### BRIEF 1
From the court opinion excerpt, list the documents from the Wilhelm case that it says were attached to defendants' brief.
### BRIEF 2
Reproduce everything in the court opinion excerpt from "Colonel Miller here" down to "2002). (citation omitted)".

### PASSAGE FOR REVIEW

Colonel Miller here raises the almost identical bases as argued in Tucker for claiming reckless disregard by
Accordingly, we enter the following:
ORDER
And now, January 28, 2005, defendants’ preliminary objections to plaintiff’s complaint are sustained. Plaintiff’s complaint is hereby dismissed.
. The documents from the Wilhelm case — including the federal complaint, orders of judgment and portions of Colonel Miller’s and Wilhelm’s trial testimony — were not part of the pleadings, but were attached to defendants’ brief. Nevertheless, “a court may take judicial notice of public documents in ruling on a preliminary objection in the nature of a demurrer.” Solomon v. United States Healthcare Systems of Pennsylvania Inc., 797 A.2d 346, 352 (Pa. Super. 2002). (citation omitted)
. Among Wilhelm’s complaints were that she was not assigned an automobile, was held accountable for leave usage and attendance, was required to perform duties outside of her classification and was prohibited from attending staff meetings and selected legislative functions; that she repeatedly notified Comm. Evanko and those under his supervision, as well as a number of people under the supervision of Lt. Col. Coury of the disparate treatment; that persons within the department learned of her complaints in violation of department procedure; that Comm. Evanko and Lt. Col. Coury allowed Simmers to head an investigation of her complaints even though she was making complaints against him; that her complaints against Captain Simmers were adjudicated and held to be unfounded without notifying her or permitting her to be a witness to the proceedings, in violation of internal regulations; that she was not afforded an opportunity to apply for the director of the Legislative Affairs Office, which position was given to then-Captain Jeffrey Miller by Comm. Evanko on March 18,2000, and that Wilhelm was required to train Miller after he was chosen; that she was not given an opportunity to apply for the assistant legislative liaison position, which was given to another male employee, and that she was also required to train him.
. To the extent that plaintiff alleges actual malice on the basis that the defendants published the editorial with knowledge of its falsity, his allegations would be sufficient to withstand a demurrer, assuming the publication was indeed false. See complaint ¶23 (plaintiff alleges “defendants knew that the statements, innuendoes and implications concerning Colonel Miller in the ... editorial were totally false.”). As noted, however, the statements at issue are substantially true or are opinion.

### DATA EXTRACT
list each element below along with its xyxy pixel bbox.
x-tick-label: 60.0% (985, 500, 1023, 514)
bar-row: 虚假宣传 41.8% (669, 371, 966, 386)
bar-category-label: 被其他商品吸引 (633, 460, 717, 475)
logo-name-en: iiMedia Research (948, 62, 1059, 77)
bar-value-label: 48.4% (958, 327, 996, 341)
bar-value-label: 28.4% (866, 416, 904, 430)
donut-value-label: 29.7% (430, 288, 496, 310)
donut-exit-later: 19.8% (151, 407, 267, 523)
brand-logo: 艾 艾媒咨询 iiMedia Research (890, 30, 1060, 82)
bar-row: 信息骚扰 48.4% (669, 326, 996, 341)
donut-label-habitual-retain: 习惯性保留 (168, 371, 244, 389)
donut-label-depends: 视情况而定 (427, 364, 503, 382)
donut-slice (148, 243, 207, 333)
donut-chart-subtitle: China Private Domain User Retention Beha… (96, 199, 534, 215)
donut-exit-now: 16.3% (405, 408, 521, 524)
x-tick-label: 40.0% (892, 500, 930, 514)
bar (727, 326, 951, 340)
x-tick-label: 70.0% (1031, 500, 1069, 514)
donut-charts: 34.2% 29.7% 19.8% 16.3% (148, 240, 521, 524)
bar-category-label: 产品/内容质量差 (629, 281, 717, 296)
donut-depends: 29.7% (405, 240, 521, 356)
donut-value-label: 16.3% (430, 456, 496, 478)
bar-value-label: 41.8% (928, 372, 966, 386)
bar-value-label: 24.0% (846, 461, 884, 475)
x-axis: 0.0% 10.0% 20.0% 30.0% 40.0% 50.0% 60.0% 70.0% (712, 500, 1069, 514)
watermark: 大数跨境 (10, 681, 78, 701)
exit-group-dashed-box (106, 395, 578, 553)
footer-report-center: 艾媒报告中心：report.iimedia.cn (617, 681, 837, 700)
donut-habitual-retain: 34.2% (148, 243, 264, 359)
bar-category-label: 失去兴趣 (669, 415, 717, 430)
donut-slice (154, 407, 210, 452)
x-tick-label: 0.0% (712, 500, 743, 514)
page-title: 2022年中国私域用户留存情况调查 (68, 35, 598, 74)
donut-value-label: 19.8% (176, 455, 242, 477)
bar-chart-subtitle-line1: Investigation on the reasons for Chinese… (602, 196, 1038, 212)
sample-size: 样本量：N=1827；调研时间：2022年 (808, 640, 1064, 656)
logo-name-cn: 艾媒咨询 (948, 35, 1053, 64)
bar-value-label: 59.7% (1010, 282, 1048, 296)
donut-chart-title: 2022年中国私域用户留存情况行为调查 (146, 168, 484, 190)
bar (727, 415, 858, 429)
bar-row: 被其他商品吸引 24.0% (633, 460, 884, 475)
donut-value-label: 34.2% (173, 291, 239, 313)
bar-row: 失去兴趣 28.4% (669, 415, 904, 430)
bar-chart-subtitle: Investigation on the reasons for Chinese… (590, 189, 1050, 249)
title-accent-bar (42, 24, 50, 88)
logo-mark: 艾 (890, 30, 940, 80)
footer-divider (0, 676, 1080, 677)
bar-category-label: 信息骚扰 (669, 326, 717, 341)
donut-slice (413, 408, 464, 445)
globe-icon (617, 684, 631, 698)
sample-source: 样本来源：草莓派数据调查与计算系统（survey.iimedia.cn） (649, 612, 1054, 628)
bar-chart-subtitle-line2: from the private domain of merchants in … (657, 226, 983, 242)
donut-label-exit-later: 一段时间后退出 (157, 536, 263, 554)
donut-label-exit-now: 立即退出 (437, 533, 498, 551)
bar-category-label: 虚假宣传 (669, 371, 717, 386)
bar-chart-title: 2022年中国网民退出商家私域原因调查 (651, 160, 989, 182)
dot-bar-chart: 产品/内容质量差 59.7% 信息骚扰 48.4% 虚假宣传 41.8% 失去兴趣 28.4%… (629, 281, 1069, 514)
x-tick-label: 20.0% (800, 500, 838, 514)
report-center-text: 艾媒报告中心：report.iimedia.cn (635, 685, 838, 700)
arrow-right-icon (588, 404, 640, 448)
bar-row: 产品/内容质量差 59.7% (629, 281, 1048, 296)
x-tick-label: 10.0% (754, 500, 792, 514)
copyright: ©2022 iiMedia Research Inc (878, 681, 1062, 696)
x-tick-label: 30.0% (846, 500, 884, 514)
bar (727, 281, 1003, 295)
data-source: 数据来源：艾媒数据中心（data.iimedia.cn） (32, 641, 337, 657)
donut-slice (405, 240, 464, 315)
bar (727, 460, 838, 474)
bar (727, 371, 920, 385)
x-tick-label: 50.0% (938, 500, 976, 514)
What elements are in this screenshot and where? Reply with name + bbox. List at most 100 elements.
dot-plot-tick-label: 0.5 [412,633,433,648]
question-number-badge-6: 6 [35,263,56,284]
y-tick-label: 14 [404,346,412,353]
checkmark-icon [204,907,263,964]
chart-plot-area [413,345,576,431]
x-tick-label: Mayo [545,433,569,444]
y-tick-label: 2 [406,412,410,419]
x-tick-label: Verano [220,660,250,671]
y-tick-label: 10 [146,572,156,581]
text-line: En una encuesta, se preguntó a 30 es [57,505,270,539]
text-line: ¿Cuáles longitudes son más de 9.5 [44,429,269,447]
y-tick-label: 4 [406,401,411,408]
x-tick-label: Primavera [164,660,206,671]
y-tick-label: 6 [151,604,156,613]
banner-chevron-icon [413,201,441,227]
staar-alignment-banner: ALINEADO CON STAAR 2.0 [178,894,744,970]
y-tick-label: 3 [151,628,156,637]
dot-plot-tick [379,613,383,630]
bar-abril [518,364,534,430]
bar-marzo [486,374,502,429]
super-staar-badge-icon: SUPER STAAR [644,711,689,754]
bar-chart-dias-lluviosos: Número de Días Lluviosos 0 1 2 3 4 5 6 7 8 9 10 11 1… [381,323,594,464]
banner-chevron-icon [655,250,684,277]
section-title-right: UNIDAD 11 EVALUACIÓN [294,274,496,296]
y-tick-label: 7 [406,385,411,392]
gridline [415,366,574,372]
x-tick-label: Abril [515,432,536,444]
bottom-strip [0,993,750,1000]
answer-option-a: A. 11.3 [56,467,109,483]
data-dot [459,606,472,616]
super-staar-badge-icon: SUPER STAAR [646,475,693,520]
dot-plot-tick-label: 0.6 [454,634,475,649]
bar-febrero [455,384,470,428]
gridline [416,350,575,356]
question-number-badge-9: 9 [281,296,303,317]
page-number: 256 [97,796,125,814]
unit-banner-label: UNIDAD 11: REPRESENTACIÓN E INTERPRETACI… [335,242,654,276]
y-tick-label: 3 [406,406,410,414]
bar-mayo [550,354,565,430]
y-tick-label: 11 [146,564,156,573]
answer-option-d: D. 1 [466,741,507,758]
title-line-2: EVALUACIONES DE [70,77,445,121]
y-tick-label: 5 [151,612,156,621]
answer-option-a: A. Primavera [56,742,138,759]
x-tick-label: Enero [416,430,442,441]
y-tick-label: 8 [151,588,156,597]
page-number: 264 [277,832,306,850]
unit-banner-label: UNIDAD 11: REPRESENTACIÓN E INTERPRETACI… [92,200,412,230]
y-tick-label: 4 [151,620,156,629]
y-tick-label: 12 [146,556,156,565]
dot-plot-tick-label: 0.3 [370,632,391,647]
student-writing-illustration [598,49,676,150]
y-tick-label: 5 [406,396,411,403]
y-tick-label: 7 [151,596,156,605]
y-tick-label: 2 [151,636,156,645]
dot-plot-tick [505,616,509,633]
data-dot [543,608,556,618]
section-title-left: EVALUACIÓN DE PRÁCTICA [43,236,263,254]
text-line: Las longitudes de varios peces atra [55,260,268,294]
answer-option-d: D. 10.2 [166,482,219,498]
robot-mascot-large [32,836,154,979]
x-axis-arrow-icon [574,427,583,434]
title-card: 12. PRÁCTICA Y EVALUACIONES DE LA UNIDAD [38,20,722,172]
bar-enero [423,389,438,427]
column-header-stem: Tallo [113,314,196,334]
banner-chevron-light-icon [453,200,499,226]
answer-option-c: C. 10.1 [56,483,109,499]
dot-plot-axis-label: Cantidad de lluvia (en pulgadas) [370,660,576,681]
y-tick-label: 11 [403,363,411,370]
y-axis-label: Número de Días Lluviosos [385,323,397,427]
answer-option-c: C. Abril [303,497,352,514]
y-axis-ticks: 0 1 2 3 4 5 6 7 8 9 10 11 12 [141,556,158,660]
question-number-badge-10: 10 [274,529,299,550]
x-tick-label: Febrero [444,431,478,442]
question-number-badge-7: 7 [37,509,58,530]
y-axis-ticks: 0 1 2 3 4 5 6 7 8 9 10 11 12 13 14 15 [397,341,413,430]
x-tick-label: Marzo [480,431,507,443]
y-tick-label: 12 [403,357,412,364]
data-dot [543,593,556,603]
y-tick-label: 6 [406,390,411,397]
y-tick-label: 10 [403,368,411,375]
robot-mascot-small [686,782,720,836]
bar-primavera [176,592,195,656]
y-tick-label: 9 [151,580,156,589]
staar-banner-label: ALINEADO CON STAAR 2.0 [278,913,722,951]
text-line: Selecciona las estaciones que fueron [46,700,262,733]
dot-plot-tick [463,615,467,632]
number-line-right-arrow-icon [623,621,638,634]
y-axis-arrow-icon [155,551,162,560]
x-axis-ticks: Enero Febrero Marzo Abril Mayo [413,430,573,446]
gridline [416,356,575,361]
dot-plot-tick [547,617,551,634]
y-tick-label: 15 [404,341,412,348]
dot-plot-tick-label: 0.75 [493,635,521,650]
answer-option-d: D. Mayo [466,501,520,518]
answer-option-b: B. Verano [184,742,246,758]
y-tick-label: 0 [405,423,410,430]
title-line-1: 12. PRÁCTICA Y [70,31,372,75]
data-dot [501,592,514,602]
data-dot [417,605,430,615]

### WRITTEN ANSWER 1
- The federal complaint
- Orders of judgment
- Portions of Colonel Miller's and Wilhelm's trial testimony

### WRITTEN ANSWER 2
Colonel Miller here raises the almost identical bases as argued in Tucker for claiming reckless disregard by
Accordingly, we enter the following:
ORDER
And now, January 28, 2005, defendants’ preliminary objections to plaintiff’s complaint are sustained. Plaintiff’s complaint is hereby dismissed.
. The documents from the Wilhelm case — including the federal complaint, orders of judgment and portions of Colonel Miller’s and Wilhelm’s trial testimony — were not part of the pleadings, but were attached to defendants’ brief. Nevertheless, “a court may take judicial notice of public documents in ruling on a preliminary objection in the nature of a demurrer.” Solomon v. United States Healthcare Systems of Pennsylvania Inc., 797 A.2d 346, 352 (Pa. Super. 2002). (citation omitted)